**Directive**
Return the listing below in full, with every line exactly as it is.

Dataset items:
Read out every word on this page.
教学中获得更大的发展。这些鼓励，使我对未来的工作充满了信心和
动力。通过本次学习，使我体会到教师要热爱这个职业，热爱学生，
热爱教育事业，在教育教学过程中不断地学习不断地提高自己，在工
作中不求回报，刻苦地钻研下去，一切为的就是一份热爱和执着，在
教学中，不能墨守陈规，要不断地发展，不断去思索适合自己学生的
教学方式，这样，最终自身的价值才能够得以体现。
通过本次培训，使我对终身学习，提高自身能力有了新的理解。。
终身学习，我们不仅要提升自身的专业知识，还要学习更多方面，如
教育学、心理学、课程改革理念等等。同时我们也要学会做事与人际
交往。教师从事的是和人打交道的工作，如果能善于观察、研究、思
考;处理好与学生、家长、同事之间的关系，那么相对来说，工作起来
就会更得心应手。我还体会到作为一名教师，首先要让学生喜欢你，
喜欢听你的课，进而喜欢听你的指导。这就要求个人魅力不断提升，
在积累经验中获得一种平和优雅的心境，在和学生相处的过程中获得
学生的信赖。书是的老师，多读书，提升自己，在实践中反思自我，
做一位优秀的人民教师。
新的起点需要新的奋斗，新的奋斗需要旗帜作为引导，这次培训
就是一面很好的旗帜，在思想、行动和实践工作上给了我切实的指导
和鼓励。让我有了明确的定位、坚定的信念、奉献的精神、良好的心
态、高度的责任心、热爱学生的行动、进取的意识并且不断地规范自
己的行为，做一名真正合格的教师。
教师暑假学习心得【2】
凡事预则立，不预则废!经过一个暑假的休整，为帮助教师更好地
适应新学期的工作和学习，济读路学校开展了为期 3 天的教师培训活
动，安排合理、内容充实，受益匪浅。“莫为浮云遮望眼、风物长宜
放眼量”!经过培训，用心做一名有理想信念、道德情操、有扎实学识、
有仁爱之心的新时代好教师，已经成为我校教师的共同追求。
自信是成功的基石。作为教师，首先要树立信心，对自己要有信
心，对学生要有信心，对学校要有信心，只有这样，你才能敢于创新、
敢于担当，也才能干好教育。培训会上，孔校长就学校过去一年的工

**Finished answer**
Read out every word on this page.
教学中获得更大的发展。这些鼓励，使我对未来的工作充满了信心和
动力。通过本次学习，使我体会到教师要热爱这个职业，热爱学生，
热爱教育事业，在教育教学过程中不断地学习不断地提高自己，在工
作中不求回报，刻苦地钻研下去，一切为的就是一份热爱和执着，在
教学中，不能墨守陈规，要不断地发展，不断去思索适合自己学生的
教学方式，这样，最终自身的价值才能够得以体现。
通过本次培训，使我对终身学习，提高自身能力有了新的理解。。
终身学习，我们不仅要提升自身的专业知识，还要学习更多方面，如
教育学、心理学、课程改革理念等等。同时我们也要学会做事与人际
交往。教师从事的是和人打交道的工作，如果能善于观察、研究、思
考;处理好与学生、家长、同事之间的关系，那么相对来说，工作起来
就会更得心应手。我还体会到作为一名教师，首先要让学生喜欢你，
喜欢听你的课，进而喜欢听你的指导。这就要求个人魅力不断提升，
在积累经验中获得一种平和优雅的心境，在和学生相处的过程中获得
学生的信赖。书是的老师，多读书，提升自己，在实践中反思自我，
做一位优秀的人民教师。
新的起点需要新的奋斗，新的奋斗需要旗帜作为引导，这次培训
就是一面很好的旗帜，在思想、行动和实践工作上给了我切实的指导
和鼓励。让我有了明确的定位、坚定的信念、奉献的精神、良好的心
态、高度的责任心、热爱学生的行动、进取的意识并且不断地规范自
己的行为，做一名真正合格的教师。
教师暑假学习心得【2】
凡事预则立，不预则废!经过一个暑假的休整，为帮助教师更好地
适应新学期的工作和学习，济读路学校开展了为期 3 天的教师培训活
动，安排合理、内容充实，受益匪浅。“莫为浮云遮望眼、风物长宜
放眼量”!经过培训，用心做一名有理想信念、道德情操、有扎实学识、
有仁爱之心的新时代好教师，已经成为我校教师的共同追求。
自信是成功的基石。作为教师，首先要树立信心，对自己要有信
心，对学生要有信心，对学校要有信心，只有这样，你才能敢于创新、
敢于担当，也才能干好教育。培训会上，孔校长就学校过去一年的工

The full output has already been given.